------ DATOS EXTRAÍDOS ------

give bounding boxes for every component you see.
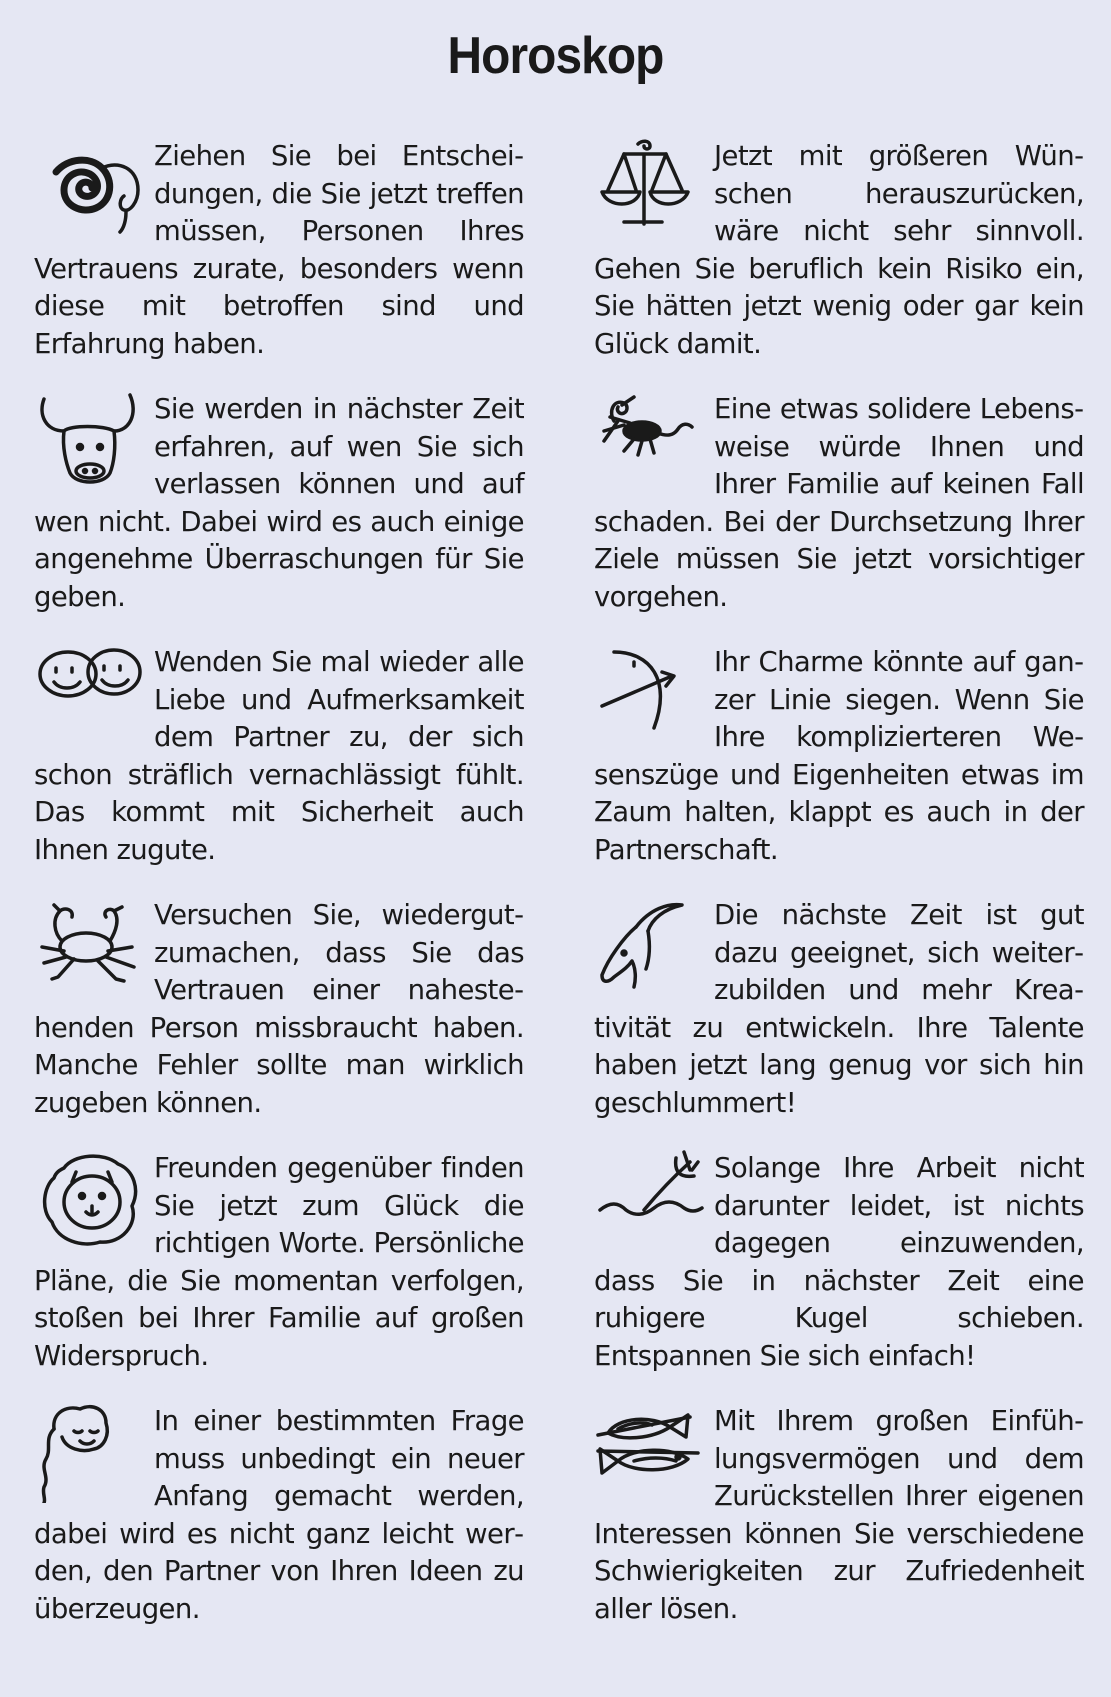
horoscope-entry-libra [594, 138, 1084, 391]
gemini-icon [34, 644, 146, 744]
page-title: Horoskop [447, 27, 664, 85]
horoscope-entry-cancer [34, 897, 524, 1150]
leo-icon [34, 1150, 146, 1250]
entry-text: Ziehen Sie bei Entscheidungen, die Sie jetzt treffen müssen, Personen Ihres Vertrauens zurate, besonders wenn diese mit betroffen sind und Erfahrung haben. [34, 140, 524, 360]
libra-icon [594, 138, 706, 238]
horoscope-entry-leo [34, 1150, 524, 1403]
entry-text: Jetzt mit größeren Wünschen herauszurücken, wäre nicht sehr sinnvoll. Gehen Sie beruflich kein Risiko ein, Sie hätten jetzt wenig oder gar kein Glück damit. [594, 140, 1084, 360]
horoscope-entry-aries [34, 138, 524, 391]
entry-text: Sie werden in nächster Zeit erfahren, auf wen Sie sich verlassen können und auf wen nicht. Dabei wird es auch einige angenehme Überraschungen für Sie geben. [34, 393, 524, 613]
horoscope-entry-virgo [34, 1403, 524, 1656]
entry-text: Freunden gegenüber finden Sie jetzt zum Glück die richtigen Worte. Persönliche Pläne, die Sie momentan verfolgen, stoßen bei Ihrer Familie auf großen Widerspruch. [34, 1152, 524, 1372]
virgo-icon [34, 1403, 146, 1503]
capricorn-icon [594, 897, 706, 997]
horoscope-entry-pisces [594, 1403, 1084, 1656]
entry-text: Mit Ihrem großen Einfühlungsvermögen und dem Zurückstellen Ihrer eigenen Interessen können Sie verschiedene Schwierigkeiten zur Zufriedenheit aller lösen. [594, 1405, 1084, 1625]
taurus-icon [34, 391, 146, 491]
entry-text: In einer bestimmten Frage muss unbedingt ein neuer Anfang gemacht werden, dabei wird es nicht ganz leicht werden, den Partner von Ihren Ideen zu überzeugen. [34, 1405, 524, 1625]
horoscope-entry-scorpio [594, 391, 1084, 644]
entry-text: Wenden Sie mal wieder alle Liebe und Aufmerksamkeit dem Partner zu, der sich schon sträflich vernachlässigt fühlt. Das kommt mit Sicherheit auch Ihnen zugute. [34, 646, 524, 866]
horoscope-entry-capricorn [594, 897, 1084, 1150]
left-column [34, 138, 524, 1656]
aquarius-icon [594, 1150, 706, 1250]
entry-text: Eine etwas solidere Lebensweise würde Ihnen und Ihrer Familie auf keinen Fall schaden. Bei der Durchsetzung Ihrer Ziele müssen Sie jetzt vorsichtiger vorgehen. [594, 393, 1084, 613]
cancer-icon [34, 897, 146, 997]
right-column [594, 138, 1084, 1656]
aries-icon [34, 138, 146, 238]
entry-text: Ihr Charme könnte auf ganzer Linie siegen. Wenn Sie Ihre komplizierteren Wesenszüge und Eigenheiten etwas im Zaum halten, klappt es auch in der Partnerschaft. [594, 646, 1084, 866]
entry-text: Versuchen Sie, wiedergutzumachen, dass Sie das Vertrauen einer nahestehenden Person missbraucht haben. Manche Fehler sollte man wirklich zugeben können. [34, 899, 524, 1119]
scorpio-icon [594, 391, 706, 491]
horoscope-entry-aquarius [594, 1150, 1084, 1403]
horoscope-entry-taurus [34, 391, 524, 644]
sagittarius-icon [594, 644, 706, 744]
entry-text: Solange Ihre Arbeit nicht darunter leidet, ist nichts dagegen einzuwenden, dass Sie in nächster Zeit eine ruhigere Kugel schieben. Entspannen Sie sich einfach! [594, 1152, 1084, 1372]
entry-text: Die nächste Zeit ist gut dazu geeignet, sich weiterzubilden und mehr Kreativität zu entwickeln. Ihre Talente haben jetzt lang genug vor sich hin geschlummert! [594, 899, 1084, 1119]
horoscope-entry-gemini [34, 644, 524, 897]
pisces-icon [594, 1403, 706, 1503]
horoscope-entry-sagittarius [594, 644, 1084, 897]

------

TAREA DEL EJERCICIO:
Reproduce el material desde la línea que contiene "horoscope-entry-libra [594, 138, 1084, 391]" hasta la línea que contiene "aquarius-icon [594, 1150, 706, 1250]", ambas incluidas, sustituyendo "Glück" por "Erfolg" y sin cambiar nada más.

SOLUCIÓN DESARROLLADA:
horoscope-entry-libra [594, 138, 1084, 391]
gemini-icon [34, 644, 146, 744]
page-title: Horoskop [447, 27, 664, 85]
horoscope-entry-cancer [34, 897, 524, 1150]
leo-icon [34, 1150, 146, 1250]
entry-text: Ziehen Sie bei Entscheidungen, die Sie jetzt treffen müssen, Personen Ihres Vertrauens zurate, besonders wenn diese mit betroffen sind und Erfahrung haben. [34, 140, 524, 360]
libra-icon [594, 138, 706, 238]
horoscope-entry-leo [34, 1150, 524, 1403]
entry-text: Jetzt mit größeren Wünschen herauszurücken, wäre nicht sehr sinnvoll. Gehen Sie beruflich kein Risiko ein, Sie hätten jetzt wenig oder gar kein Erfolg damit. [594, 140, 1084, 360]
horoscope-entry-aries [34, 138, 524, 391]
entry-text: Sie werden in nächster Zeit erfahren, auf wen Sie sich verlassen können und auf wen nicht. Dabei wird es auch einige angenehme Überraschungen für Sie geben. [34, 393, 524, 613]
horoscope-entry-virgo [34, 1403, 524, 1656]
entry-text: Freunden gegenüber finden Sie jetzt zum Erfolg die richtigen Worte. Persönliche Pläne, die Sie momentan verfolgen, stoßen bei Ihrer Familie auf großen Widerspruch. [34, 1152, 524, 1372]
virgo-icon [34, 1403, 146, 1503]
capricorn-icon [594, 897, 706, 997]
horoscope-entry-pisces [594, 1403, 1084, 1656]
entry-text: Mit Ihrem großen Einfühlungsvermögen und dem Zurückstellen Ihrer eigenen Interessen können Sie verschiedene Schwierigkeiten zur Zufriedenheit aller lösen. [594, 1405, 1084, 1625]
taurus-icon [34, 391, 146, 491]
entry-text: In einer bestimmten Frage muss unbedingt ein neuer Anfang gemacht werden, dabei wird es nicht ganz leicht werden, den Partner von Ihren Ideen zu überzeugen. [34, 1405, 524, 1625]
horoscope-entry-scorpio [594, 391, 1084, 644]
entry-text: Wenden Sie mal wieder alle Liebe und Aufmerksamkeit dem Partner zu, der sich schon sträflich vernachlässigt fühlt. Das kommt mit Sicherheit auch Ihnen zugute. [34, 646, 524, 866]
horoscope-entry-capricorn [594, 897, 1084, 1150]
left-column [34, 138, 524, 1656]
aquarius-icon [594, 1150, 706, 1250]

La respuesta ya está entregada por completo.